THE EXERCISE
Could you copy each of the rows below word for word, with nothing changed?

— start of DATA SECTION —

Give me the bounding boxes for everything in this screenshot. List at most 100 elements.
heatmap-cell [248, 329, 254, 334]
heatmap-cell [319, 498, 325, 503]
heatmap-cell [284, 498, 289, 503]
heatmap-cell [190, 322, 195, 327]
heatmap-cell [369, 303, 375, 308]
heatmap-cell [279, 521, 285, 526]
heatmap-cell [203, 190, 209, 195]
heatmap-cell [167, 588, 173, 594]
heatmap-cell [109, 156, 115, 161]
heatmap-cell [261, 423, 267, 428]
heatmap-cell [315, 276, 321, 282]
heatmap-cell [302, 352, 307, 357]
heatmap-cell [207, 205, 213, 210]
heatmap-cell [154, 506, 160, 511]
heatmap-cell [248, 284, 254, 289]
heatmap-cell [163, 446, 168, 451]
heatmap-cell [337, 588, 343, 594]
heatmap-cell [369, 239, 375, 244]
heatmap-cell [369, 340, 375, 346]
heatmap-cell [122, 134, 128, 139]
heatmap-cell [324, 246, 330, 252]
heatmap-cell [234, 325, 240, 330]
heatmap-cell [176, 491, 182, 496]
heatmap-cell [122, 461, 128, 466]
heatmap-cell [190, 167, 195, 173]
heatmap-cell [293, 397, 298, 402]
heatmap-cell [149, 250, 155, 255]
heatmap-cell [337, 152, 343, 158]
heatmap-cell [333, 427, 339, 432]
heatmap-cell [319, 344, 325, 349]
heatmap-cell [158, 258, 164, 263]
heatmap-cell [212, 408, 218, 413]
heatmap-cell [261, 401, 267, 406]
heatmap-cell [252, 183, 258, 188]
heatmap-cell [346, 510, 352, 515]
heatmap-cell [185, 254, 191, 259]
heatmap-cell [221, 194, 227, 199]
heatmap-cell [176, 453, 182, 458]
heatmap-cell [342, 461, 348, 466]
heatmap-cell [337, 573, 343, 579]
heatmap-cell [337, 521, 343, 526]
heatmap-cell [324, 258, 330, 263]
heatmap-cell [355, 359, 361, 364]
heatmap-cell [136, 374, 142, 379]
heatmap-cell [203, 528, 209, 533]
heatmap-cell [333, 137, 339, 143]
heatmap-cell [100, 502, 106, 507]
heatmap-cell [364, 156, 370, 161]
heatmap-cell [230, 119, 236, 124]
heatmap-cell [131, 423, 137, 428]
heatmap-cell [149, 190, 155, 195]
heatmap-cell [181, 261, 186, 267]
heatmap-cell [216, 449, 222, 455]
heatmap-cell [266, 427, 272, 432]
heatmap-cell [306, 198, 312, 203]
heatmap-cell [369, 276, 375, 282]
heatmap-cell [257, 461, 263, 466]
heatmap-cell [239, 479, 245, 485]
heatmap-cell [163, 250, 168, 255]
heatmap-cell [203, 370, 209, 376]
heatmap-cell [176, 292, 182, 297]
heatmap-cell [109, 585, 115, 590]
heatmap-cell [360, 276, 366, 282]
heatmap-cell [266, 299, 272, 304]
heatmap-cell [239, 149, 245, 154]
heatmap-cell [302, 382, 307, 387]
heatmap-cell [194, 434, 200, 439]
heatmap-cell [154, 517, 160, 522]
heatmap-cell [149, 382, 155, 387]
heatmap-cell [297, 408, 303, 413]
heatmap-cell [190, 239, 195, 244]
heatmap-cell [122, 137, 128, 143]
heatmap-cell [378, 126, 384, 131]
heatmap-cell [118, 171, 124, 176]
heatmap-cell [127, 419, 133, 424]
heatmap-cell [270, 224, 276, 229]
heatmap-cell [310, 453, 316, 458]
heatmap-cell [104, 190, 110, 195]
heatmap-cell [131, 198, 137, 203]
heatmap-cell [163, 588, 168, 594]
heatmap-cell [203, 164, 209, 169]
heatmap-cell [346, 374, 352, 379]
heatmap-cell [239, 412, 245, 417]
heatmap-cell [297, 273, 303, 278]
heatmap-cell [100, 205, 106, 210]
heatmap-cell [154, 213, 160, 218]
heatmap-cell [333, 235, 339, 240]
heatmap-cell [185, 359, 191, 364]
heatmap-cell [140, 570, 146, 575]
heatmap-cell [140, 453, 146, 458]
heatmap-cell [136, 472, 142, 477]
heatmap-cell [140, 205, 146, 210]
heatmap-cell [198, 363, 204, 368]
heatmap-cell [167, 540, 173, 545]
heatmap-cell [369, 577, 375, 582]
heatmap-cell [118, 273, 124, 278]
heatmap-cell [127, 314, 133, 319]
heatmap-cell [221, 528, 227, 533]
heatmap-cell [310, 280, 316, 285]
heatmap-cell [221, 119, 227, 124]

— end of DATA SECTION —

RESPONSE TO THE TASK
Give me the bounding boxes for everything in this screenshot. List at most 100 elements.
heatmap-cell [248, 329, 254, 334]
heatmap-cell [319, 498, 325, 503]
heatmap-cell [284, 498, 289, 503]
heatmap-cell [190, 322, 195, 327]
heatmap-cell [369, 303, 375, 308]
heatmap-cell [279, 521, 285, 526]
heatmap-cell [203, 190, 209, 195]
heatmap-cell [167, 588, 173, 594]
heatmap-cell [109, 156, 115, 161]
heatmap-cell [261, 423, 267, 428]
heatmap-cell [315, 276, 321, 282]
heatmap-cell [302, 352, 307, 357]
heatmap-cell [207, 205, 213, 210]
heatmap-cell [154, 506, 160, 511]
heatmap-cell [248, 284, 254, 289]
heatmap-cell [163, 446, 168, 451]
heatmap-cell [337, 588, 343, 594]
heatmap-cell [369, 239, 375, 244]
heatmap-cell [369, 340, 375, 346]
heatmap-cell [122, 134, 128, 139]
heatmap-cell [324, 246, 330, 252]
heatmap-cell [234, 325, 240, 330]
heatmap-cell [176, 491, 182, 496]
heatmap-cell [122, 461, 128, 466]
heatmap-cell [190, 167, 195, 173]
heatmap-cell [293, 397, 298, 402]
heatmap-cell [149, 250, 155, 255]
heatmap-cell [337, 152, 343, 158]
heatmap-cell [333, 427, 339, 432]
heatmap-cell [319, 344, 325, 349]
heatmap-cell [158, 258, 164, 263]
heatmap-cell [212, 408, 218, 413]
heatmap-cell [261, 401, 267, 406]
heatmap-cell [252, 183, 258, 188]
heatmap-cell [346, 510, 352, 515]
heatmap-cell [185, 254, 191, 259]
heatmap-cell [221, 194, 227, 199]
heatmap-cell [176, 453, 182, 458]
heatmap-cell [342, 461, 348, 466]
heatmap-cell [337, 573, 343, 579]
heatmap-cell [337, 521, 343, 526]
heatmap-cell [324, 258, 330, 263]
heatmap-cell [355, 359, 361, 364]
heatmap-cell [136, 374, 142, 379]
heatmap-cell [203, 528, 209, 533]
heatmap-cell [333, 137, 339, 143]
heatmap-cell [100, 502, 106, 507]
heatmap-cell [364, 156, 370, 161]
heatmap-cell [230, 119, 236, 124]
heatmap-cell [131, 423, 137, 428]
heatmap-cell [149, 190, 155, 195]
heatmap-cell [181, 261, 186, 267]
heatmap-cell [216, 449, 222, 455]
heatmap-cell [266, 427, 272, 432]
heatmap-cell [306, 198, 312, 203]
heatmap-cell [369, 276, 375, 282]
heatmap-cell [257, 461, 263, 466]
heatmap-cell [239, 479, 245, 485]
heatmap-cell [163, 250, 168, 255]
heatmap-cell [203, 370, 209, 376]
heatmap-cell [176, 292, 182, 297]
heatmap-cell [109, 585, 115, 590]
heatmap-cell [360, 276, 366, 282]
heatmap-cell [266, 299, 272, 304]
heatmap-cell [239, 149, 245, 154]
heatmap-cell [302, 382, 307, 387]
heatmap-cell [194, 434, 200, 439]
heatmap-cell [154, 517, 160, 522]
heatmap-cell [149, 382, 155, 387]
heatmap-cell [297, 408, 303, 413]
heatmap-cell [190, 239, 195, 244]
heatmap-cell [122, 137, 128, 143]
heatmap-cell [378, 126, 384, 131]
heatmap-cell [118, 171, 124, 176]
heatmap-cell [127, 419, 133, 424]
heatmap-cell [270, 224, 276, 229]
heatmap-cell [310, 453, 316, 458]
heatmap-cell [104, 190, 110, 195]
heatmap-cell [131, 198, 137, 203]
heatmap-cell [163, 588, 168, 594]
heatmap-cell [203, 164, 209, 169]
heatmap-cell [346, 374, 352, 379]
heatmap-cell [239, 412, 245, 417]
heatmap-cell [297, 273, 303, 278]
heatmap-cell [100, 205, 106, 210]
heatmap-cell [154, 213, 160, 218]
heatmap-cell [333, 235, 339, 240]
heatmap-cell [185, 359, 191, 364]
heatmap-cell [140, 570, 146, 575]
heatmap-cell [140, 453, 146, 458]
heatmap-cell [136, 472, 142, 477]
heatmap-cell [140, 205, 146, 210]
heatmap-cell [198, 363, 204, 368]
heatmap-cell [167, 540, 173, 545]
heatmap-cell [369, 577, 375, 582]
heatmap-cell [118, 273, 124, 278]
heatmap-cell [127, 314, 133, 319]
heatmap-cell [221, 528, 227, 533]
heatmap-cell [310, 280, 316, 285]
heatmap-cell [221, 119, 227, 124]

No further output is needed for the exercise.